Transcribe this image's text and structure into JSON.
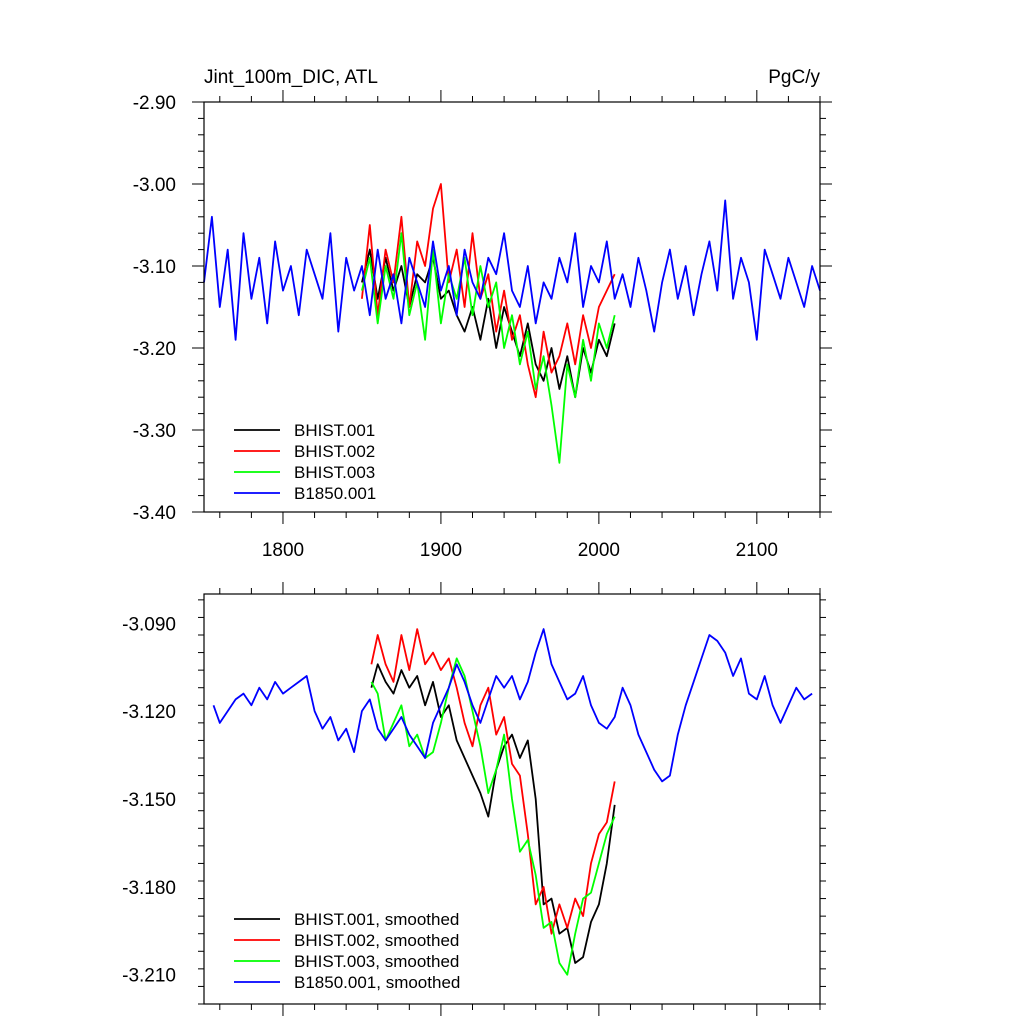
{
  "chart_data": [
    {
      "type": "line",
      "title_left": "Jint_100m_DIC, ATL",
      "title_right": "PgC/y",
      "xlim": [
        1750,
        2140
      ],
      "ylim": [
        -3.4,
        -2.9
      ],
      "xticks": [
        1800,
        1900,
        2000,
        2100
      ],
      "xtick_labels": [
        "1800",
        "1900",
        "2000",
        "2100"
      ],
      "yticks": [
        -2.9,
        -3.0,
        -3.1,
        -3.2,
        -3.3,
        -3.4
      ],
      "ytick_labels": [
        "-2.90",
        "-3.00",
        "-3.10",
        "-3.20",
        "-3.30",
        "-3.40"
      ],
      "legend_position": "bottom-left",
      "grid": false,
      "series": [
        {
          "name": "BHIST.001",
          "color": "#000000",
          "x": [
            1850,
            1855,
            1860,
            1865,
            1870,
            1875,
            1880,
            1885,
            1890,
            1895,
            1900,
            1905,
            1910,
            1915,
            1920,
            1925,
            1930,
            1935,
            1940,
            1945,
            1950,
            1955,
            1960,
            1965,
            1970,
            1975,
            1980,
            1985,
            1990,
            1995,
            2000,
            2005,
            2010
          ],
          "y": [
            -3.12,
            -3.08,
            -3.14,
            -3.09,
            -3.13,
            -3.1,
            -3.15,
            -3.11,
            -3.12,
            -3.09,
            -3.14,
            -3.13,
            -3.16,
            -3.18,
            -3.15,
            -3.19,
            -3.14,
            -3.2,
            -3.15,
            -3.18,
            -3.21,
            -3.17,
            -3.22,
            -3.24,
            -3.2,
            -3.25,
            -3.21,
            -3.26,
            -3.2,
            -3.23,
            -3.19,
            -3.21,
            -3.17
          ]
        },
        {
          "name": "BHIST.002",
          "color": "#ff0000",
          "x": [
            1850,
            1855,
            1860,
            1865,
            1870,
            1875,
            1880,
            1885,
            1890,
            1895,
            1900,
            1905,
            1910,
            1915,
            1920,
            1925,
            1930,
            1935,
            1940,
            1945,
            1950,
            1955,
            1960,
            1965,
            1970,
            1975,
            1980,
            1985,
            1990,
            1995,
            2000,
            2005,
            2010
          ],
          "y": [
            -3.14,
            -3.05,
            -3.16,
            -3.08,
            -3.12,
            -3.04,
            -3.15,
            -3.07,
            -3.1,
            -3.03,
            -3.0,
            -3.12,
            -3.08,
            -3.15,
            -3.06,
            -3.14,
            -3.11,
            -3.18,
            -3.13,
            -3.19,
            -3.16,
            -3.22,
            -3.26,
            -3.18,
            -3.23,
            -3.21,
            -3.17,
            -3.22,
            -3.16,
            -3.2,
            -3.15,
            -3.13,
            -3.11
          ]
        },
        {
          "name": "BHIST.003",
          "color": "#00ff00",
          "x": [
            1850,
            1855,
            1860,
            1865,
            1870,
            1875,
            1880,
            1885,
            1890,
            1895,
            1900,
            1905,
            1910,
            1915,
            1920,
            1925,
            1930,
            1935,
            1940,
            1945,
            1950,
            1955,
            1960,
            1965,
            1970,
            1975,
            1980,
            1985,
            1990,
            1995,
            2000,
            2005,
            2010
          ],
          "y": [
            -3.13,
            -3.09,
            -3.17,
            -3.1,
            -3.14,
            -3.06,
            -3.16,
            -3.12,
            -3.19,
            -3.08,
            -3.17,
            -3.11,
            -3.14,
            -3.09,
            -3.16,
            -3.1,
            -3.15,
            -3.12,
            -3.2,
            -3.16,
            -3.22,
            -3.18,
            -3.25,
            -3.21,
            -3.27,
            -3.34,
            -3.22,
            -3.26,
            -3.19,
            -3.24,
            -3.17,
            -3.2,
            -3.16
          ]
        },
        {
          "name": "B1850.001",
          "color": "#0000ff",
          "x": [
            1750,
            1755,
            1760,
            1765,
            1770,
            1775,
            1780,
            1785,
            1790,
            1795,
            1800,
            1805,
            1810,
            1815,
            1820,
            1825,
            1830,
            1835,
            1840,
            1845,
            1850,
            1855,
            1860,
            1865,
            1870,
            1875,
            1880,
            1885,
            1890,
            1895,
            1900,
            1905,
            1910,
            1915,
            1920,
            1925,
            1930,
            1935,
            1940,
            1945,
            1950,
            1955,
            1960,
            1965,
            1970,
            1975,
            1980,
            1985,
            1990,
            1995,
            2000,
            2005,
            2010,
            2015,
            2020,
            2025,
            2030,
            2035,
            2040,
            2045,
            2050,
            2055,
            2060,
            2065,
            2070,
            2075,
            2080,
            2085,
            2090,
            2095,
            2100,
            2105,
            2110,
            2115,
            2120,
            2125,
            2130,
            2135,
            2140
          ],
          "y": [
            -3.12,
            -3.04,
            -3.15,
            -3.08,
            -3.19,
            -3.06,
            -3.14,
            -3.09,
            -3.17,
            -3.07,
            -3.13,
            -3.1,
            -3.16,
            -3.08,
            -3.11,
            -3.14,
            -3.06,
            -3.18,
            -3.09,
            -3.13,
            -3.1,
            -3.16,
            -3.08,
            -3.14,
            -3.11,
            -3.17,
            -3.09,
            -3.12,
            -3.15,
            -3.07,
            -3.13,
            -3.1,
            -3.16,
            -3.08,
            -3.12,
            -3.14,
            -3.09,
            -3.11,
            -3.06,
            -3.13,
            -3.15,
            -3.1,
            -3.17,
            -3.12,
            -3.14,
            -3.09,
            -3.12,
            -3.06,
            -3.15,
            -3.1,
            -3.12,
            -3.07,
            -3.14,
            -3.11,
            -3.15,
            -3.09,
            -3.13,
            -3.18,
            -3.12,
            -3.08,
            -3.14,
            -3.1,
            -3.16,
            -3.11,
            -3.07,
            -3.13,
            -3.02,
            -3.14,
            -3.09,
            -3.12,
            -3.19,
            -3.08,
            -3.11,
            -3.14,
            -3.09,
            -3.12,
            -3.15,
            -3.1,
            -3.13
          ]
        }
      ]
    },
    {
      "type": "line",
      "xlim": [
        1750,
        2140
      ],
      "ylim": [
        -3.22,
        -3.08
      ],
      "xticks": [
        1800,
        1900,
        2000,
        2100
      ],
      "yticks": [
        -3.09,
        -3.12,
        -3.15,
        -3.18,
        -3.21
      ],
      "ytick_labels": [
        "-3.090",
        "-3.120",
        "-3.150",
        "-3.180",
        "-3.210"
      ],
      "legend_position": "bottom-left",
      "grid": false,
      "series": [
        {
          "name": "BHIST.001, smoothed",
          "color": "#000000",
          "x": [
            1856,
            1860,
            1865,
            1870,
            1875,
            1880,
            1885,
            1890,
            1895,
            1900,
            1905,
            1910,
            1915,
            1920,
            1925,
            1930,
            1935,
            1940,
            1945,
            1950,
            1955,
            1960,
            1965,
            1970,
            1975,
            1980,
            1985,
            1990,
            1995,
            2000,
            2005,
            2010
          ],
          "y": [
            -3.112,
            -3.104,
            -3.11,
            -3.114,
            -3.106,
            -3.112,
            -3.108,
            -3.118,
            -3.11,
            -3.122,
            -3.118,
            -3.13,
            -3.136,
            -3.142,
            -3.148,
            -3.156,
            -3.14,
            -3.132,
            -3.128,
            -3.136,
            -3.13,
            -3.15,
            -3.186,
            -3.184,
            -3.196,
            -3.194,
            -3.206,
            -3.204,
            -3.192,
            -3.186,
            -3.172,
            -3.152
          ]
        },
        {
          "name": "BHIST.002, smoothed",
          "color": "#ff0000",
          "x": [
            1856,
            1860,
            1865,
            1870,
            1875,
            1880,
            1885,
            1890,
            1895,
            1900,
            1905,
            1910,
            1915,
            1920,
            1925,
            1930,
            1935,
            1940,
            1945,
            1950,
            1955,
            1960,
            1965,
            1970,
            1975,
            1980,
            1985,
            1990,
            1995,
            2000,
            2005,
            2010
          ],
          "y": [
            -3.104,
            -3.094,
            -3.104,
            -3.11,
            -3.094,
            -3.106,
            -3.092,
            -3.104,
            -3.1,
            -3.106,
            -3.102,
            -3.112,
            -3.124,
            -3.132,
            -3.118,
            -3.112,
            -3.128,
            -3.122,
            -3.138,
            -3.142,
            -3.162,
            -3.186,
            -3.18,
            -3.196,
            -3.186,
            -3.194,
            -3.184,
            -3.19,
            -3.172,
            -3.162,
            -3.158,
            -3.144
          ]
        },
        {
          "name": "BHIST.003, smoothed",
          "color": "#00ff00",
          "x": [
            1856,
            1860,
            1865,
            1870,
            1875,
            1880,
            1885,
            1890,
            1895,
            1900,
            1905,
            1910,
            1915,
            1920,
            1925,
            1930,
            1935,
            1940,
            1945,
            1950,
            1955,
            1960,
            1965,
            1970,
            1975,
            1980,
            1985,
            1990,
            1995,
            2000,
            2005,
            2010
          ],
          "y": [
            -3.11,
            -3.114,
            -3.13,
            -3.124,
            -3.118,
            -3.132,
            -3.128,
            -3.136,
            -3.134,
            -3.124,
            -3.112,
            -3.102,
            -3.108,
            -3.12,
            -3.132,
            -3.148,
            -3.14,
            -3.128,
            -3.15,
            -3.168,
            -3.164,
            -3.176,
            -3.194,
            -3.192,
            -3.206,
            -3.21,
            -3.196,
            -3.184,
            -3.182,
            -3.172,
            -3.162,
            -3.156
          ]
        },
        {
          "name": "B1850.001, smoothed",
          "color": "#0000ff",
          "x": [
            1756,
            1760,
            1765,
            1770,
            1775,
            1780,
            1785,
            1790,
            1795,
            1800,
            1805,
            1810,
            1815,
            1820,
            1825,
            1830,
            1835,
            1840,
            1845,
            1850,
            1855,
            1860,
            1865,
            1870,
            1875,
            1880,
            1885,
            1890,
            1895,
            1900,
            1905,
            1910,
            1915,
            1920,
            1925,
            1930,
            1935,
            1940,
            1945,
            1950,
            1955,
            1960,
            1965,
            1970,
            1975,
            1980,
            1985,
            1990,
            1995,
            2000,
            2005,
            2010,
            2015,
            2020,
            2025,
            2030,
            2035,
            2040,
            2045,
            2050,
            2055,
            2060,
            2065,
            2070,
            2075,
            2080,
            2085,
            2090,
            2095,
            2100,
            2105,
            2110,
            2115,
            2120,
            2125,
            2130,
            2135
          ],
          "y": [
            -3.118,
            -3.124,
            -3.12,
            -3.116,
            -3.114,
            -3.118,
            -3.112,
            -3.116,
            -3.11,
            -3.114,
            -3.112,
            -3.11,
            -3.108,
            -3.12,
            -3.126,
            -3.122,
            -3.13,
            -3.126,
            -3.134,
            -3.12,
            -3.116,
            -3.126,
            -3.13,
            -3.126,
            -3.122,
            -3.128,
            -3.132,
            -3.136,
            -3.124,
            -3.118,
            -3.112,
            -3.104,
            -3.11,
            -3.118,
            -3.124,
            -3.116,
            -3.108,
            -3.112,
            -3.108,
            -3.116,
            -3.11,
            -3.1,
            -3.092,
            -3.104,
            -3.11,
            -3.116,
            -3.114,
            -3.108,
            -3.118,
            -3.124,
            -3.126,
            -3.122,
            -3.112,
            -3.118,
            -3.128,
            -3.134,
            -3.14,
            -3.144,
            -3.142,
            -3.128,
            -3.118,
            -3.11,
            -3.102,
            -3.094,
            -3.096,
            -3.1,
            -3.108,
            -3.102,
            -3.114,
            -3.116,
            -3.108,
            -3.118,
            -3.124,
            -3.118,
            -3.112,
            -3.116,
            -3.114
          ]
        }
      ]
    }
  ]
}
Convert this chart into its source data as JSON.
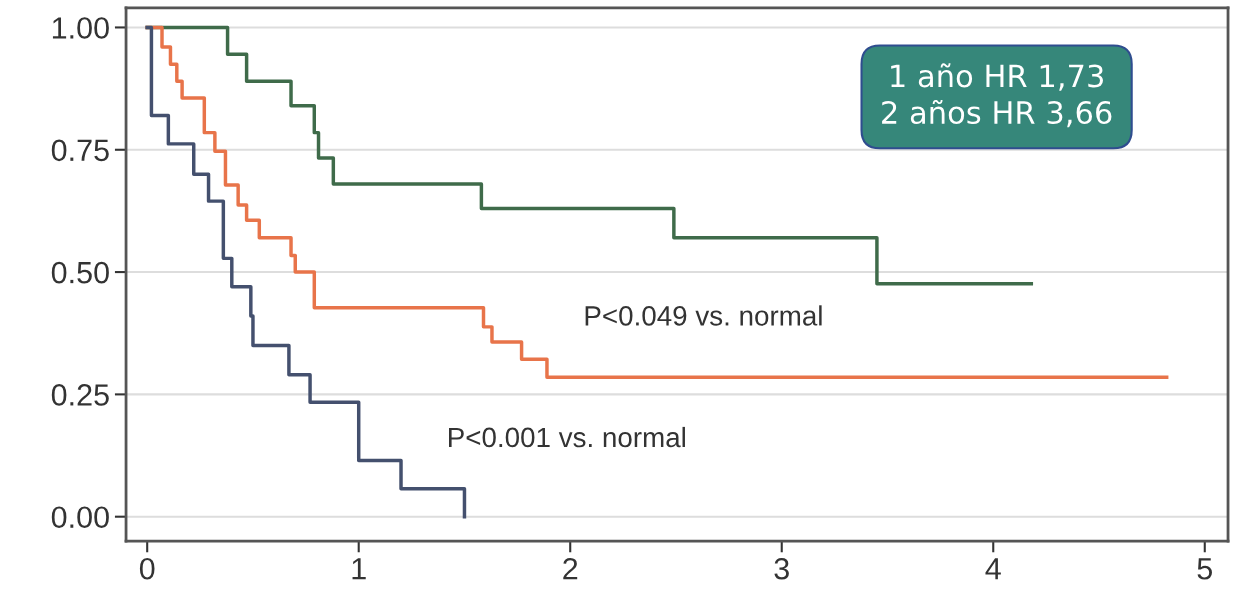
{
  "chart_data": {
    "type": "step",
    "series": [
      {
        "color": "#3f6b4a",
        "x": [
          0,
          0.38,
          0.47,
          0.68,
          0.79,
          0.81,
          0.88,
          1.58,
          2.49,
          3.45,
          4.18
        ],
        "values": [
          1.0,
          0.945,
          0.89,
          0.84,
          0.785,
          0.733,
          0.68,
          0.63,
          0.57,
          0.476,
          0.476
        ]
      },
      {
        "color": "#e8744a",
        "x": [
          0,
          0.07,
          0.11,
          0.14,
          0.165,
          0.27,
          0.32,
          0.37,
          0.43,
          0.47,
          0.53,
          0.68,
          0.7,
          0.79,
          1.59,
          1.63,
          1.77,
          1.89,
          4.82
        ],
        "values": [
          1.0,
          0.96,
          0.925,
          0.89,
          0.856,
          0.785,
          0.747,
          0.678,
          0.637,
          0.606,
          0.57,
          0.534,
          0.5,
          0.427,
          0.388,
          0.357,
          0.322,
          0.285,
          0.285
        ]
      },
      {
        "color": "#44506e",
        "x": [
          0,
          0.02,
          0.1,
          0.22,
          0.29,
          0.36,
          0.4,
          0.49,
          0.5,
          0.67,
          0.77,
          1.0,
          1.2,
          1.5
        ],
        "values": [
          1.0,
          0.82,
          0.762,
          0.7,
          0.645,
          0.528,
          0.47,
          0.41,
          0.35,
          0.29,
          0.234,
          0.115,
          0.057,
          0.0
        ]
      }
    ],
    "xlim": [
      -0.1,
      5.11
    ],
    "ylim": [
      -0.05,
      1.04
    ],
    "xticks": [
      0,
      1,
      2,
      3,
      4,
      5
    ],
    "yticks": [
      {
        "value": 0,
        "label": "0.00"
      },
      {
        "value": 0.25,
        "label": "0.25"
      },
      {
        "value": 0.5,
        "label": "0.50"
      },
      {
        "value": 0.75,
        "label": "0.75"
      },
      {
        "value": 1,
        "label": "1.00"
      }
    ],
    "grid": "y",
    "annotations": [
      "P<0.049 vs. normal",
      "P<0.001 vs. normal",
      "1 año HR 1,73\n2 años HR 3,66"
    ]
  }
}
========
**GOAL OF THE EXERCISE:**
Which lines above contain "this"? Show each of them.

**EXERCISE SOLUTION:**
Transcribe this image's text and structure into JSON.
Convert this chart into its source data as JSON.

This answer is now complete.